[Given exercise]:
Can you restate the records below word for word?

[Dataset excerpts]:
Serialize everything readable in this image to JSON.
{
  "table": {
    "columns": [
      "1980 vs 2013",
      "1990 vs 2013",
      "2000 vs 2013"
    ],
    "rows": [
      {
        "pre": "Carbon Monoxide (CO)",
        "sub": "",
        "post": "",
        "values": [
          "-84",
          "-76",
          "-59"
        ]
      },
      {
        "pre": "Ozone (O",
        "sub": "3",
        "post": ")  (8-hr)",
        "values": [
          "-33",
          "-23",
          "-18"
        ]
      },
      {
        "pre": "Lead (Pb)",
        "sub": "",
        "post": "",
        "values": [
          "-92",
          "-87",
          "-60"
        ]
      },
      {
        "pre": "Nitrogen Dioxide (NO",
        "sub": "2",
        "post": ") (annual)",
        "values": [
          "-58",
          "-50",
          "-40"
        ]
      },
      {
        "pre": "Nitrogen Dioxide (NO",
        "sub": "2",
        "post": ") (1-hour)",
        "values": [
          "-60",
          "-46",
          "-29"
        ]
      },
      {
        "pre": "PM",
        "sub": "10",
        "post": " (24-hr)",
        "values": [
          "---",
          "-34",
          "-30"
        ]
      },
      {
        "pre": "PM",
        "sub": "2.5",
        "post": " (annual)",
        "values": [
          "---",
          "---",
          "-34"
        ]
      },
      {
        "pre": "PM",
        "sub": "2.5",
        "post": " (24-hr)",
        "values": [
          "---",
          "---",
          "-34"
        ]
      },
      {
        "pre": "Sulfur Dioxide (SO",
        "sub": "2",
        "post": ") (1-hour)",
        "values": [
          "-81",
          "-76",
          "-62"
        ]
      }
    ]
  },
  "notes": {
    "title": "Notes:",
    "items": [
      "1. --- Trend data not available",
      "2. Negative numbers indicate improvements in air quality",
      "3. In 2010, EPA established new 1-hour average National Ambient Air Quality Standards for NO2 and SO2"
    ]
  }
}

[Solution for this exercise]:
Serialize everything readable in this image to JSON.
{
  "table": {
    "columns": [
      "1980 vs 2013",
      "1990 vs 2013",
      "2000 vs 2013"
    ],
    "rows": [
      {
        "pre": "Carbon Monoxide (CO)",
        "sub": "",
        "post": "",
        "values": [
          "-84",
          "-76",
          "-59"
        ]
      },
      {
        "pre": "Ozone (O",
        "sub": "3",
        "post": ")  (8-hr)",
        "values": [
          "-33",
          "-23",
          "-18"
        ]
      },
      {
        "pre": "Lead (Pb)",
        "sub": "",
        "post": "",
        "values": [
          "-92",
          "-87",
          "-60"
        ]
      },
      {
        "pre": "Nitrogen Dioxide (NO",
        "sub": "2",
        "post": ") (annual)",
        "values": [
          "-58",
          "-50",
          "-40"
        ]
      },
      {
        "pre": "Nitrogen Dioxide (NO",
        "sub": "2",
        "post": ") (1-hour)",
        "values": [
          "-60",
          "-46",
          "-29"
        ]
      },
      {
        "pre": "PM",
        "sub": "10",
        "post": " (24-hr)",
        "values": [
          "---",
          "-34",
          "-30"
        ]
      },
      {
        "pre": "PM",
        "sub": "2.5",
        "post": " (annual)",
        "values": [
          "---",
          "---",
          "-34"
        ]
      },
      {
        "pre": "PM",
        "sub": "2.5",
        "post": " (24-hr)",
        "values": [
          "---",
          "---",
          "-34"
        ]
      },
      {
        "pre": "Sulfur Dioxide (SO",
        "sub": "2",
        "post": ") (1-hour)",
        "values": [
          "-81",
          "-76",
          "-62"
        ]
      }
    ]
  },
  "notes": {
    "title": "Notes:",
    "items": [
      "1. --- Trend data not available",
      "2. Negative numbers indicate improvements in air quality",
      "3. In 2010, EPA established new 1-hour average National Ambient Air Quality Standards for NO2 and SO2"
    ]
  }
}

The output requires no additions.